[Collected data entries]
* START *

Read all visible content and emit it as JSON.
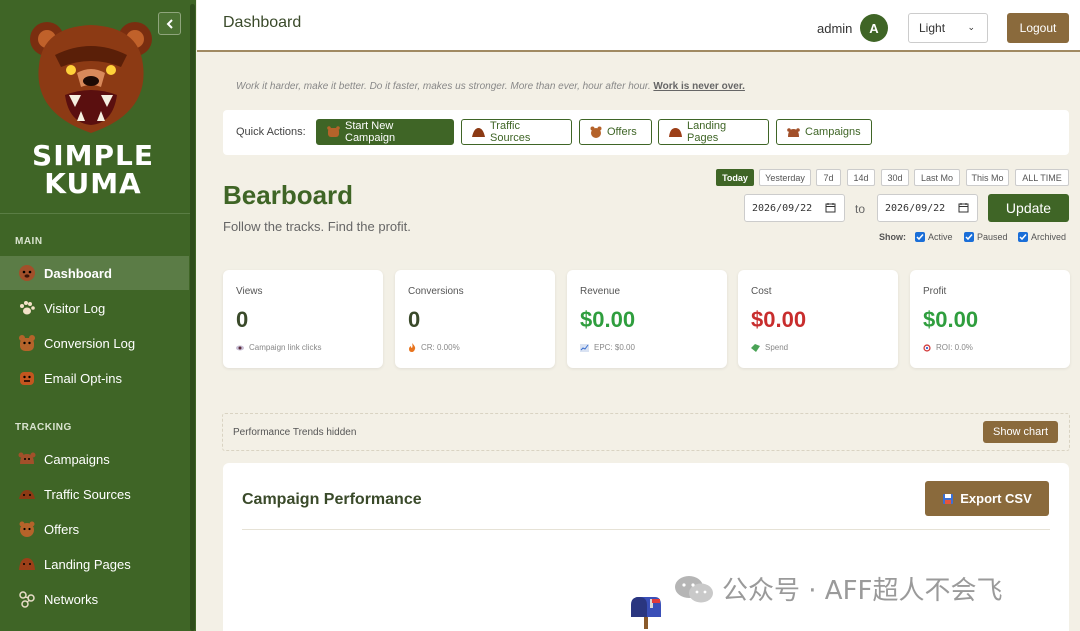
{
  "sidebar": {
    "brand_line1": "SIMPLE",
    "brand_line2": "KUMA",
    "section_main": "MAIN",
    "section_tracking": "TRACKING",
    "main_items": [
      {
        "label": "Dashboard",
        "icon": "bear-icon"
      },
      {
        "label": "Visitor Log",
        "icon": "paw-icon"
      },
      {
        "label": "Conversion Log",
        "icon": "bear-icon"
      },
      {
        "label": "Email Opt-ins",
        "icon": "bear-icon"
      }
    ],
    "tracking_items": [
      {
        "label": "Campaigns",
        "icon": "bear-icon"
      },
      {
        "label": "Traffic Sources",
        "icon": "bear-icon"
      },
      {
        "label": "Offers",
        "icon": "bear-icon"
      },
      {
        "label": "Landing Pages",
        "icon": "bear-icon"
      },
      {
        "label": "Networks",
        "icon": "network-icon"
      }
    ]
  },
  "topbar": {
    "title": "Dashboard",
    "username": "admin",
    "avatar_initial": "A",
    "theme": "Light",
    "logout": "Logout"
  },
  "quote": {
    "text": "Work it harder, make it better. Do it faster, makes us stronger. More than ever, hour after hour.",
    "emphasis": "Work is never over."
  },
  "quick_actions": {
    "label": "Quick Actions:",
    "buttons": [
      "Start New Campaign",
      "Traffic Sources",
      "Offers",
      "Landing Pages",
      "Campaigns"
    ]
  },
  "header": {
    "title": "Bearboard",
    "subtitle": "Follow the tracks. Find the profit."
  },
  "date_filter": {
    "ranges": [
      "Today",
      "Yesterday",
      "7d",
      "14d",
      "30d",
      "Last Mo",
      "This Mo",
      "ALL TIME"
    ],
    "active_range": "Today",
    "from": "2026/09/22",
    "to_label": "to",
    "to": "2026/09/22",
    "update": "Update",
    "show_label": "Show:",
    "show_options": [
      "Active",
      "Paused",
      "Archived"
    ]
  },
  "stats": [
    {
      "label": "Views",
      "value": "0",
      "sub": "Campaign link clicks"
    },
    {
      "label": "Conversions",
      "value": "0",
      "sub": "CR: 0.00%"
    },
    {
      "label": "Revenue",
      "value": "$0.00",
      "sub": "EPC: $0.00"
    },
    {
      "label": "Cost",
      "value": "$0.00",
      "sub": "Spend"
    },
    {
      "label": "Profit",
      "value": "$0.00",
      "sub": "ROI: 0.0%"
    }
  ],
  "performance_trends": {
    "text": "Performance Trends hidden",
    "button": "Show chart"
  },
  "campaign_performance": {
    "title": "Campaign Performance",
    "export": "Export CSV"
  },
  "watermark": "公众号 · AFF超人不会飞",
  "colors": {
    "sidebar_bg": "#3f6526",
    "accent_brown": "#8a6a3c",
    "positive": "#2f9e3e",
    "negative": "#c82d2d"
  }
}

* END *

• _GOAL_
Return the records exactly. Don't carry the pictures over.

• _THE OUTPUT_
Read all visible content and emit it as JSON.
{
  "sidebar": {
    "brand_line1": "SIMPLE",
    "brand_line2": "KUMA",
    "section_main": "MAIN",
    "section_tracking": "TRACKING",
    "main_items": [
      {
        "label": "Dashboard",
        "icon": "bear-icon"
      },
      {
        "label": "Visitor Log",
        "icon": "paw-icon"
      },
      {
        "label": "Conversion Log",
        "icon": "bear-icon"
      },
      {
        "label": "Email Opt-ins",
        "icon": "bear-icon"
      }
    ],
    "tracking_items": [
      {
        "label": "Campaigns",
        "icon": "bear-icon"
      },
      {
        "label": "Traffic Sources",
        "icon": "bear-icon"
      },
      {
        "label": "Offers",
        "icon": "bear-icon"
      },
      {
        "label": "Landing Pages",
        "icon": "bear-icon"
      },
      {
        "label": "Networks",
        "icon": "network-icon"
      }
    ]
  },
  "topbar": {
    "title": "Dashboard",
    "username": "admin",
    "avatar_initial": "A",
    "theme": "Light",
    "logout": "Logout"
  },
  "quote": {
    "text": "Work it harder, make it better. Do it faster, makes us stronger. More than ever, hour after hour.",
    "emphasis": "Work is never over."
  },
  "quick_actions": {
    "label": "Quick Actions:",
    "buttons": [
      "Start New Campaign",
      "Traffic Sources",
      "Offers",
      "Landing Pages",
      "Campaigns"
    ]
  },
  "header": {
    "title": "Bearboard",
    "subtitle": "Follow the tracks. Find the profit."
  },
  "date_filter": {
    "ranges": [
      "Today",
      "Yesterday",
      "7d",
      "14d",
      "30d",
      "Last Mo",
      "This Mo",
      "ALL TIME"
    ],
    "active_range": "Today",
    "from": "2026/09/22",
    "to_label": "to",
    "to": "2026/09/22",
    "update": "Update",
    "show_label": "Show:",
    "show_options": [
      "Active",
      "Paused",
      "Archived"
    ]
  },
  "stats": [
    {
      "label": "Views",
      "value": "0",
      "sub": "Campaign link clicks"
    },
    {
      "label": "Conversions",
      "value": "0",
      "sub": "CR: 0.00%"
    },
    {
      "label": "Revenue",
      "value": "$0.00",
      "sub": "EPC: $0.00"
    },
    {
      "label": "Cost",
      "value": "$0.00",
      "sub": "Spend"
    },
    {
      "label": "Profit",
      "value": "$0.00",
      "sub": "ROI: 0.0%"
    }
  ],
  "performance_trends": {
    "text": "Performance Trends hidden",
    "button": "Show chart"
  },
  "campaign_performance": {
    "title": "Campaign Performance",
    "export": "Export CSV"
  },
  "watermark": "公众号 · AFF超人不会飞",
  "colors": {
    "sidebar_bg": "#3f6526",
    "accent_brown": "#8a6a3c",
    "positive": "#2f9e3e",
    "negative": "#c82d2d"
  }
}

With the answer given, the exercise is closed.